* _Fragmento del texto_:
+++
Actualmente es preciso convenir que la realidad está configurada también por la novela; que la realidad se compone, por una parte, de hechos, relaciones y normas, pero que, por otra, incluye lo imaginario, y que es patrimonio de la novela, precisamente, lo imaginario construido mediante la pura materia de las palabras. Y del mismo modo que desconocer la importancia del lo imaginario sería amputar y simplificar gravemente lo complejo de nuestra realidad, no aceptar la preponderancia de la novela —y de toda la ficción literaria— dentro de lo imaginario manifestaría un peligroso olvido del ámbito y de la potencia de ese signo, identificador por excelencia de lo humano, que constituye la palabra.
Debería considerarse también que, frente a otros campos en que lo imaginario se ofrece de modo compulsivo, creando seres, paraísos o terrores capaces de angustiar y violentar al hombre, emplazando el cumplimiento de su destino más allá de la muerte, la novela representa lo imaginario no compulsivo, acomodado siempre a nuestra medida; por eso asumimos la posible seducción de su lectura como algo, plenamente integrado en la vida cotidiana, sin perjuicio de los elementos oscuros e inefables que a su través podemos conocer o intuir. De ahí que las novelas, en el ejercicio de su función liberadora, tengan capacidades que desbordan su indiscutible virtud como remedio de soledades.
Libertad
Por su afirmación en lo imaginario, pertenecen las novelas a las zonas más libres de la conciencia, y se marcan allí con señales susceptibles de reconciliar a los hombres con sus sueños y permitirles sospechar que, del mismo modo que la realidad imaginaria puede moldearse, podría también ser moldeada la realidad vigil, integrada cada vez en mayor medida por aspectos problemáticos en que juegan fuerzas capaces de arrollarnos a todos.
Y, sin embargo, mientras se asume —aunque amargamente— la tiranía de los gigantescos engranajes de esa otra parte de la realidad en lugar de reivindicar el desarrollo urgente de lo imaginario, se sospecha de ello, se pretende constreñirlo y acotarlo. Pues no significaría otra cosa volver a prescribir para la novela funciones instrumentales concretas respecto de la realidad no novelesca. Sin olvidar que la novela, en su utilización institucional, no pasa de ser simplemente un medio para la enseñanza de la lengua, con frecuencia aplicado en meros procesos de autopsia.
Frente a las exigencias de compromiso de la novela con la realidad no novelesca habría que demandar compromiso de la realidad no novelesca con lo imaginario, y muy en especial con la novela. Esto debe suponer la plena libertad de los narradores para que transformen sus obsesiones en novelas, pero también llevaría consigo la decidida implantación de lo imaginario novelesco en la formación de los ciudadanos, concediendo un papel muy relevante al embeleso de su lectura.
+++
* _Conjunto de datos_:
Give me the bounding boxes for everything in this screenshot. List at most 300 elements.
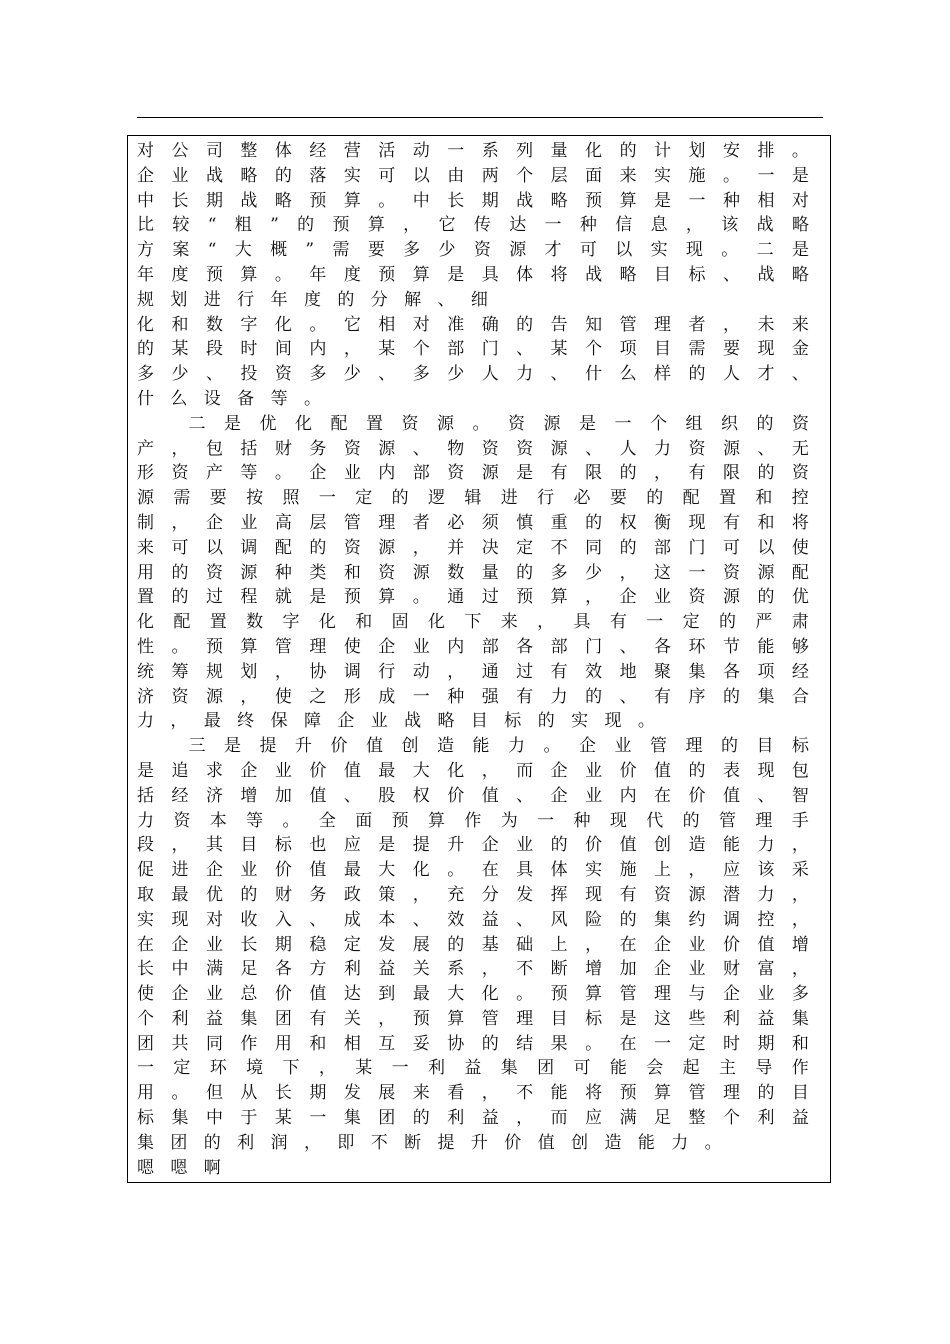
char: 列 (516, 141, 534, 161)
char: 妥 (412, 1033, 430, 1054)
char: 理 (722, 1083, 740, 1104)
char: 动 (412, 661, 430, 682)
char: 一 (646, 612, 664, 633)
char: 业 (240, 860, 258, 881)
char: 通 (481, 661, 499, 682)
char: 起 (682, 1058, 700, 1079)
char: 目 (756, 736, 774, 757)
char: 辑 (464, 488, 482, 509)
char: 力 (550, 686, 568, 707)
char: 部 (481, 636, 499, 657)
char: 协 (309, 661, 327, 682)
char: 利 (343, 959, 361, 980)
char: ， (685, 215, 703, 236)
char: 少 (585, 562, 603, 583)
char: 、 (516, 339, 534, 360)
char: 期 (205, 190, 223, 211)
text-line (137, 536, 809, 561)
char: 长 (447, 190, 465, 211)
char: 化 (318, 612, 336, 633)
char: 严 (755, 612, 773, 633)
char: 优 (205, 884, 223, 905)
char: 的 (688, 364, 706, 385)
char: 是 (447, 264, 465, 285)
char: 来 (791, 314, 809, 335)
char: 经 (791, 661, 809, 682)
char: 下 (282, 1058, 300, 1079)
char: 过 (481, 587, 499, 608)
char: ， (171, 835, 189, 856)
char: 规 (137, 289, 154, 310)
char: 理 (654, 984, 672, 1005)
char: 期 (481, 190, 499, 211)
char: 少 (447, 364, 465, 385)
char: 够 (791, 636, 809, 657)
char: 一 (318, 488, 336, 509)
char: 现 (757, 760, 775, 781)
char: 化 (295, 413, 312, 434)
char: 金 (791, 339, 809, 360)
char: 源 (722, 587, 740, 608)
text-line (137, 362, 809, 387)
char: 在 (619, 1033, 637, 1054)
char: 不 (516, 1083, 534, 1104)
char: 需 (173, 488, 191, 509)
char: 。 (378, 190, 396, 211)
char: 方 (137, 240, 154, 261)
char: 集 (500, 1058, 518, 1079)
char: 业 (516, 835, 534, 856)
char: 并 (447, 537, 465, 558)
char: 准 (447, 314, 465, 335)
char: 算 (367, 215, 385, 236)
char: ， (240, 686, 258, 707)
char: 价 (447, 785, 465, 806)
char: 保 (270, 711, 288, 732)
char: 、 (343, 785, 361, 806)
char: 企 (137, 165, 154, 186)
char: 过 (205, 587, 223, 608)
char: 现 (171, 909, 189, 930)
char: 配 (791, 562, 809, 583)
char: 量 (481, 562, 499, 583)
char: 企 (654, 959, 672, 980)
char: 时 (240, 339, 258, 360)
char: 源 (378, 438, 396, 459)
char: 值 (481, 785, 499, 806)
char: 数 (447, 562, 465, 583)
char: 导 (755, 1058, 773, 1079)
char: 预 (412, 1008, 430, 1029)
char: 调 (722, 909, 740, 930)
char: 、 (412, 909, 430, 930)
char: 集 (343, 1108, 361, 1129)
char: 成 (378, 686, 396, 707)
char: 预 (378, 264, 396, 285)
char: 业 (585, 785, 603, 806)
char: 化 (428, 612, 445, 633)
char: 企 (378, 636, 396, 657)
char: 需 (332, 240, 350, 261)
char: 提 (412, 835, 430, 856)
text-line (137, 1081, 809, 1106)
char: 某 (550, 339, 568, 360)
char: 个 (722, 1108, 740, 1129)
char: 创 (401, 736, 419, 757)
char: 的 (757, 463, 775, 484)
char: ， (722, 314, 740, 335)
char: ， (516, 1108, 534, 1129)
char: 企 (579, 736, 596, 757)
char: 划 (170, 289, 188, 310)
char: 节 (722, 636, 740, 657)
char: 括 (240, 438, 258, 459)
char: 理 (654, 314, 672, 335)
char: 。 (791, 141, 809, 161)
char: 、 (757, 438, 775, 459)
char: 化 (412, 860, 430, 881)
char: 济 (137, 686, 154, 707)
char: 满 (205, 959, 223, 980)
char: 集 (240, 1008, 258, 1029)
char: 财 (274, 438, 292, 459)
char: 未 (757, 314, 775, 335)
char: 这 (654, 562, 672, 583)
char: 的 (203, 1132, 221, 1153)
char: 一 (688, 190, 706, 211)
char: 算 (428, 810, 445, 831)
char: 控 (791, 488, 809, 509)
char: 化 (137, 314, 154, 335)
text-line (137, 809, 809, 834)
char: 本 (378, 909, 396, 930)
char: 要 (367, 240, 385, 261)
char: ” (270, 215, 279, 236)
char: 战 (757, 264, 775, 285)
char: ， (619, 562, 637, 583)
char: 细 (470, 289, 488, 310)
char: 二 (756, 240, 774, 261)
char: 、 (722, 264, 740, 285)
char: 企 (722, 984, 740, 1005)
char: 目 (654, 264, 672, 285)
char: 收 (240, 909, 258, 930)
char: 期 (757, 1033, 775, 1054)
char: 略 (619, 264, 637, 285)
char: 、 (437, 289, 455, 310)
char: 源 (378, 537, 396, 558)
char: 求 (205, 760, 223, 781)
char: 关 (343, 1008, 361, 1029)
char: 益 (205, 1008, 223, 1029)
char: 。 (274, 463, 292, 484)
char: 等 (270, 388, 288, 409)
char: 满 (619, 1108, 637, 1129)
char: 在 (137, 934, 154, 955)
char: 资 (171, 686, 189, 707)
char: 实 (137, 909, 154, 930)
char: 以 (205, 537, 223, 558)
char: 来 (500, 612, 518, 633)
char: 力 (508, 736, 525, 757)
char: 提 (259, 736, 277, 757)
char: 设 (203, 388, 221, 409)
char: 较 (172, 215, 190, 236)
char: 标 (792, 736, 809, 757)
char: 上 (550, 934, 568, 955)
char: 创 (654, 835, 672, 856)
char: 价 (504, 1132, 522, 1153)
char: 部 (447, 339, 465, 360)
char: 时 (722, 1033, 740, 1054)
char: 价 (585, 835, 603, 856)
text-line (137, 486, 809, 511)
char: 业 (240, 512, 258, 533)
char: 而 (550, 1108, 568, 1129)
char: 层 (550, 165, 568, 186)
char: 资 (378, 562, 396, 583)
char: 照 (282, 488, 300, 509)
char: 股 (378, 785, 396, 806)
text-line (137, 288, 809, 313)
char: 险 (585, 909, 603, 930)
char: ， (274, 661, 292, 682)
char: 造 (688, 835, 706, 856)
char: 效 (447, 909, 465, 930)
char: 该 (757, 860, 775, 881)
char: 的 (171, 562, 189, 583)
text-line (137, 238, 809, 263)
char: 需 (688, 339, 706, 360)
char: 程 (240, 587, 258, 608)
char: 略 (791, 215, 809, 236)
char: 益 (464, 1058, 482, 1079)
char: 使 (137, 984, 154, 1005)
char: 造 (604, 1132, 622, 1153)
char: 全 (318, 810, 336, 831)
char: 境 (246, 1058, 264, 1079)
char: 实 (343, 165, 361, 186)
char: 人 (481, 364, 499, 385)
char: 传 (473, 215, 491, 236)
char: 理 (685, 736, 703, 757)
char: 须 (481, 512, 499, 533)
char: 管 (719, 810, 736, 831)
char: 具 (573, 612, 591, 633)
char: 终 (237, 711, 255, 732)
char: 价 (330, 736, 348, 757)
char: 资 (205, 562, 223, 583)
char: 、 (619, 636, 637, 657)
char: 用 (274, 1033, 292, 1054)
char: 什 (585, 364, 603, 385)
char: 权 (619, 512, 637, 533)
char: 投 (240, 364, 258, 385)
char: 集 (791, 1008, 809, 1029)
char: 战 (404, 711, 422, 732)
char: 算 (619, 190, 637, 211)
char: 多 (309, 364, 327, 385)
char: 加 (274, 785, 292, 806)
char: 能 (472, 736, 490, 757)
char: 济 (205, 785, 223, 806)
char: 不 (370, 1132, 388, 1153)
char: 业 (654, 587, 672, 608)
char: 展 (412, 934, 430, 955)
char: 配 (173, 612, 191, 633)
char: 公 (171, 141, 189, 161)
char: 预 (619, 1083, 637, 1104)
char: 资 (343, 537, 361, 558)
char: 大 (234, 240, 252, 261)
char: 企 (205, 512, 223, 533)
char: 不 (550, 537, 568, 558)
char: 管 (343, 512, 361, 533)
char: 啊 (203, 1157, 221, 1178)
char: 重 (550, 512, 568, 533)
text-line (137, 610, 809, 635)
char: 要 (609, 488, 627, 509)
char: 中 (171, 959, 189, 980)
text-line (137, 982, 809, 1007)
char: 到 (378, 984, 396, 1005)
char: 价 (688, 785, 706, 806)
char: 、 (585, 438, 603, 459)
char: 段 (137, 835, 154, 856)
char: 追 (171, 760, 189, 781)
char: 种 (447, 686, 465, 707)
char: 将 (550, 264, 568, 285)
char: ， (318, 1058, 336, 1079)
char: 管 (619, 314, 637, 335)
char: 的 (722, 686, 740, 707)
char: 中 (412, 190, 430, 211)
char: 有 (722, 512, 740, 533)
char: 有 (619, 884, 637, 905)
char: ， (654, 463, 672, 484)
char: 的 (537, 711, 555, 732)
char: 行 (378, 661, 396, 682)
char: 下 (464, 612, 482, 633)
char: 资 (343, 438, 361, 459)
char: 础 (516, 934, 534, 955)
char: 算 (654, 1083, 672, 1104)
char: 价 (619, 760, 637, 781)
char: 整 (688, 1108, 706, 1129)
char: 略 (240, 165, 258, 186)
char: 值 (757, 934, 775, 955)
text-line (137, 833, 809, 858)
char: 理 (309, 636, 327, 657)
char: 它 (438, 215, 456, 236)
char: 务 (309, 438, 327, 459)
char: 看 (447, 1083, 465, 1104)
char: 的 (274, 165, 292, 186)
char: 标 (585, 1008, 603, 1029)
char: 促 (137, 860, 154, 881)
char: 一 (391, 1058, 409, 1079)
char: 门 (585, 636, 603, 657)
char: 有 (609, 612, 627, 633)
char: 、 (619, 686, 637, 707)
char: 增 (240, 785, 258, 806)
char: 资 (791, 463, 809, 484)
char: 字 (240, 314, 258, 335)
char: 种 (274, 562, 292, 583)
char: 个 (585, 339, 603, 360)
char: ， (688, 860, 706, 881)
char: 个 (137, 1008, 154, 1029)
char: 利 (722, 1008, 740, 1029)
char: 上 (654, 860, 672, 881)
text-line (137, 1106, 809, 1131)
paragraph-indent (137, 412, 170, 437)
text-line (137, 437, 809, 462)
char: 升 (447, 835, 465, 856)
char: ， (481, 959, 499, 980)
char: 力 (137, 810, 154, 831)
char: 优 (791, 587, 809, 608)
char: 资 (792, 413, 809, 434)
char: 的 (137, 339, 154, 360)
char: 经 (171, 785, 189, 806)
char: 计 (654, 141, 672, 161)
char: 的 (412, 1108, 430, 1129)
char: 业 (412, 636, 430, 657)
char: 多 (137, 364, 154, 385)
char: 组 (685, 413, 703, 434)
char: ， (378, 1008, 396, 1029)
char: 有 (688, 463, 706, 484)
char: 企 (619, 587, 637, 608)
char: ” (305, 240, 315, 261)
char: ， (791, 959, 809, 980)
char: 战 (240, 190, 258, 211)
char: 是 (224, 736, 241, 757)
char: 富 (757, 959, 775, 980)
text-line (137, 561, 809, 586)
char: 作 (464, 810, 482, 831)
char: 么 (170, 388, 188, 409)
text-line (137, 1131, 809, 1156)
char: 会 (646, 1058, 664, 1079)
char: 资 (447, 463, 465, 484)
char: ， (171, 438, 189, 459)
char: 预 (205, 636, 223, 657)
char: 取 (137, 884, 154, 905)
char: 是 (224, 413, 241, 434)
char: 部 (654, 537, 672, 558)
char: 目 (654, 339, 672, 360)
char: 能 (722, 835, 740, 856)
char: 要 (722, 339, 740, 360)
char: 和 (791, 1033, 809, 1054)
char: 业 (274, 760, 292, 781)
char: 方 (309, 959, 327, 980)
char: 最 (343, 860, 361, 881)
char: 系 (481, 141, 499, 161)
char: 部 (412, 463, 430, 484)
char: 实 (571, 711, 589, 732)
char: 风 (550, 909, 568, 930)
char: 多 (403, 240, 421, 261)
char: 长 (274, 1083, 292, 1104)
text-line (137, 957, 809, 982)
char: 内 (309, 339, 327, 360)
char: 项 (757, 661, 775, 682)
char: 力 (654, 438, 672, 459)
char: 么 (619, 364, 637, 385)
+++
Por favor, reproduce palabra por palabra el pasaje del texto sobre la novela que comienza en "Y, sin embargo, mientras" y termina en "procesos de autopsia.". Los datos no guardan relación alguna con el texto sobre la novela.

Y, sin embargo, mientras se asume —aunque amargamente— la tiranía de los gigantescos engranajes de esa otra parte de la realidad en lugar de reivindicar el desarrollo urgente de lo imaginario, se sospecha de ello, se pretende constreñirlo y acotarlo. Pues no significaría otra cosa volver a prescribir para la novela funciones instrumentales concretas respecto de la realidad no novelesca. Sin olvidar que la novela, en su utilización institucional, no pasa de ser simplemente un medio para la enseñanza de la lengua, con frecuencia aplicado en meros procesos de autopsia.